▶ SHORT PROBLEM
Determine how many lines contain the string "legend" and reply with that number alone.

▶ DATASET ENTRIES
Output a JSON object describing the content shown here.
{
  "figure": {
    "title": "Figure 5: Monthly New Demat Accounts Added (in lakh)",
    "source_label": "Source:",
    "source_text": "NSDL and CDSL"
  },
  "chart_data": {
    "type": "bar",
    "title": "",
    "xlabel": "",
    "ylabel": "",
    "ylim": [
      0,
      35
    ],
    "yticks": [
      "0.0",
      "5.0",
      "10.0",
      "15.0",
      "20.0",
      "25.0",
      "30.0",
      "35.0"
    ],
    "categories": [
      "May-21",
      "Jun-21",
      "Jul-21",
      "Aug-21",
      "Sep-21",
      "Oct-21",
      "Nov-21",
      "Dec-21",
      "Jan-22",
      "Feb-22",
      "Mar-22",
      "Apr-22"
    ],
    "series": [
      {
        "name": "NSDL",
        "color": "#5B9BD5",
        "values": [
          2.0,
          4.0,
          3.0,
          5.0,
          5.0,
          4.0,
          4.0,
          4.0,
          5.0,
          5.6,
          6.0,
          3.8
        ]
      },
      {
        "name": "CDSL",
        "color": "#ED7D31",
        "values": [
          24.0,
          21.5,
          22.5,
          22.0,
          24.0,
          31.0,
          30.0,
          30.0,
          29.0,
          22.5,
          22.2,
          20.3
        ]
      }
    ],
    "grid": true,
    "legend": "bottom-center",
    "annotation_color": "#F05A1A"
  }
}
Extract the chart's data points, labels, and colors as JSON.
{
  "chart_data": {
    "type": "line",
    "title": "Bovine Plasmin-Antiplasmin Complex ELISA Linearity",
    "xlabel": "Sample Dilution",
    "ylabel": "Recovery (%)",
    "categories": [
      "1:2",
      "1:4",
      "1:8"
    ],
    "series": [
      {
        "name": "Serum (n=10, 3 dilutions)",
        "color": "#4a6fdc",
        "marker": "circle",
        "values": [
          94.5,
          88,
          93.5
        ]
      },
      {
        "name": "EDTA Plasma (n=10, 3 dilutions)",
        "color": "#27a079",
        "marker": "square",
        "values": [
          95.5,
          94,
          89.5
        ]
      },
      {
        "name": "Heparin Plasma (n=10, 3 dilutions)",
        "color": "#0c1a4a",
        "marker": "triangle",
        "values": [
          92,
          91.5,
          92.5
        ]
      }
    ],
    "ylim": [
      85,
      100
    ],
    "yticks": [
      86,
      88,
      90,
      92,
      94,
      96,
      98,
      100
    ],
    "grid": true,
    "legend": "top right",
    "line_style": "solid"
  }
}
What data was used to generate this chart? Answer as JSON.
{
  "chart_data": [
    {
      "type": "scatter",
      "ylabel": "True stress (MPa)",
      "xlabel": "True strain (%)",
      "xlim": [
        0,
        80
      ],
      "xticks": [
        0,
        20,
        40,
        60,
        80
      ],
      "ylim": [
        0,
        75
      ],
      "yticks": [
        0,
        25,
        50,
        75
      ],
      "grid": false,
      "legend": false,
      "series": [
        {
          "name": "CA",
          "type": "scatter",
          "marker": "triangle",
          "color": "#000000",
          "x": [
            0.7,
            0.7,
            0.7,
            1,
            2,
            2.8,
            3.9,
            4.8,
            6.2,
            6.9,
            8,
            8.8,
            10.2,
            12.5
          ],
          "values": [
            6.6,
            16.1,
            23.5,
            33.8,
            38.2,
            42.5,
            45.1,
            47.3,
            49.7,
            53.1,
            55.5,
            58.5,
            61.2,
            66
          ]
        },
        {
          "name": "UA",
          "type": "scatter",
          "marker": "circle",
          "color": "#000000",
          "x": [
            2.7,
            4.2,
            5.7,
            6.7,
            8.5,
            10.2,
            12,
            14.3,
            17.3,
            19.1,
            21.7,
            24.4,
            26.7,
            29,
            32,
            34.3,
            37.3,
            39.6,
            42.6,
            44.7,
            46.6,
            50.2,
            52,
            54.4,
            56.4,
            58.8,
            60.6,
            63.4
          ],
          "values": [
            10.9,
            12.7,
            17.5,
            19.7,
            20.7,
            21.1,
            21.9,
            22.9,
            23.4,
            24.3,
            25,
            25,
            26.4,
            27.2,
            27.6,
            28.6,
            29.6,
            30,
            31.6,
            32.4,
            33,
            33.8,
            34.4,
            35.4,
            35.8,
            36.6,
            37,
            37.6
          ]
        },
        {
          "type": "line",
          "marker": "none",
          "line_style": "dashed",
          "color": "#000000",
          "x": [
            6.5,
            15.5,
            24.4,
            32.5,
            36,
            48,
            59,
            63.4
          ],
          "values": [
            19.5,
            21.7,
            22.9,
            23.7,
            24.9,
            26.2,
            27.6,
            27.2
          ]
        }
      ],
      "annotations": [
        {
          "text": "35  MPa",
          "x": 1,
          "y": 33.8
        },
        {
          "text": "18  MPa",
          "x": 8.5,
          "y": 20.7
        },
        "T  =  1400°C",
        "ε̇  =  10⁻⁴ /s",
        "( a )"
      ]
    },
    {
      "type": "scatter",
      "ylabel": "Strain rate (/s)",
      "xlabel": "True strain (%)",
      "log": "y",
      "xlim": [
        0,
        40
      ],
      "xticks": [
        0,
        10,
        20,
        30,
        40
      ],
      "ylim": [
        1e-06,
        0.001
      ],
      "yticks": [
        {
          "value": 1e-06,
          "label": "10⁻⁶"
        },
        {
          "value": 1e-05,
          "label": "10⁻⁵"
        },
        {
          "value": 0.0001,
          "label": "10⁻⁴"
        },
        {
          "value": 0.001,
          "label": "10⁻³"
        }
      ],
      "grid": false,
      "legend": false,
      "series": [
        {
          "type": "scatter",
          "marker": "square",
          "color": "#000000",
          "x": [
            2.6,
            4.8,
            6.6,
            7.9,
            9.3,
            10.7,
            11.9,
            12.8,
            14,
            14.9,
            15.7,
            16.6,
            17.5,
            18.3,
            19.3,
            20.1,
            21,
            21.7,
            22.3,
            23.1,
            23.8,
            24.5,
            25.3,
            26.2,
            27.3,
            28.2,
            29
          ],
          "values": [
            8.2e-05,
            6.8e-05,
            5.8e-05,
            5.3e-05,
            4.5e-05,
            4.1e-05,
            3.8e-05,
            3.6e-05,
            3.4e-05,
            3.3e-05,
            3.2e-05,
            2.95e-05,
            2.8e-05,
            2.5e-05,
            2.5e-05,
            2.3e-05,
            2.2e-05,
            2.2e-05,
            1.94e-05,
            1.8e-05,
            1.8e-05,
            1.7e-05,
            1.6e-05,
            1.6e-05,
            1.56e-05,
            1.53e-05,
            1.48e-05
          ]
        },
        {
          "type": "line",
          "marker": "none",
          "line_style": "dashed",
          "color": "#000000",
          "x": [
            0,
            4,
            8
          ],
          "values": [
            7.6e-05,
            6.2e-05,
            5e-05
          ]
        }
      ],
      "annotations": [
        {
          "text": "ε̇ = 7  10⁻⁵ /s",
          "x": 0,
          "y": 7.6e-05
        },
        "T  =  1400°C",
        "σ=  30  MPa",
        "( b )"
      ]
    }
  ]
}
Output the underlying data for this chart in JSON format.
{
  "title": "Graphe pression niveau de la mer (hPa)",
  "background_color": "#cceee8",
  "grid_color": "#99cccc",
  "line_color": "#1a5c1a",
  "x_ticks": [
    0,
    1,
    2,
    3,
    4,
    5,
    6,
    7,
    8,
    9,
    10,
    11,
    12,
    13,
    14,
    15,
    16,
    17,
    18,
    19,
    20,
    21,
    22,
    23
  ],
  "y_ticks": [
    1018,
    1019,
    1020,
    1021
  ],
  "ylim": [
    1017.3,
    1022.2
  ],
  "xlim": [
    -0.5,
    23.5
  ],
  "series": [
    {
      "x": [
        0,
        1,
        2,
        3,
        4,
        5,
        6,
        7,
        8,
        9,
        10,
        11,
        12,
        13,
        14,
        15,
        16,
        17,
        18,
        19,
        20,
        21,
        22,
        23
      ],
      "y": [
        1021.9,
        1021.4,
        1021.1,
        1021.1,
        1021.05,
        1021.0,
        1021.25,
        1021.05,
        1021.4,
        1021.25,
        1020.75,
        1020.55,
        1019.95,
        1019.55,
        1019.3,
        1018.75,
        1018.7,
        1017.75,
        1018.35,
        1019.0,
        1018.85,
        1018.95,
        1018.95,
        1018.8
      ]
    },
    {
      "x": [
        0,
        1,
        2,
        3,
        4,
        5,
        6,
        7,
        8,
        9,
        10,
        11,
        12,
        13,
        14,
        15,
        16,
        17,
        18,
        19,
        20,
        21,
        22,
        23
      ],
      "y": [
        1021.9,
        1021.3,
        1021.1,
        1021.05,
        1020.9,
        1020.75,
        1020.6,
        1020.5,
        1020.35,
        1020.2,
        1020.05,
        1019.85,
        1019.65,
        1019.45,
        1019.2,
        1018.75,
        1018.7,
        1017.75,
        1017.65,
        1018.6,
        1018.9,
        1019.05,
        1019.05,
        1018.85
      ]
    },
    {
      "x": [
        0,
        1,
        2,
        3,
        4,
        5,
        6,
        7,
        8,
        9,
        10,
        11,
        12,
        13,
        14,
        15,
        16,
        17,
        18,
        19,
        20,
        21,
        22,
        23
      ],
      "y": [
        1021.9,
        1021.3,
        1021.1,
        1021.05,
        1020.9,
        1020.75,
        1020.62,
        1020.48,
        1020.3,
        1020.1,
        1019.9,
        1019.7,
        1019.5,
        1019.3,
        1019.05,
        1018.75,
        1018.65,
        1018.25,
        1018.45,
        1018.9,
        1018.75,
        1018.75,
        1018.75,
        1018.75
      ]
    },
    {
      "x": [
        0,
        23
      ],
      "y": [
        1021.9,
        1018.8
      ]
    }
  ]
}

▶ ANSWER FOR THIS EXERCISE
4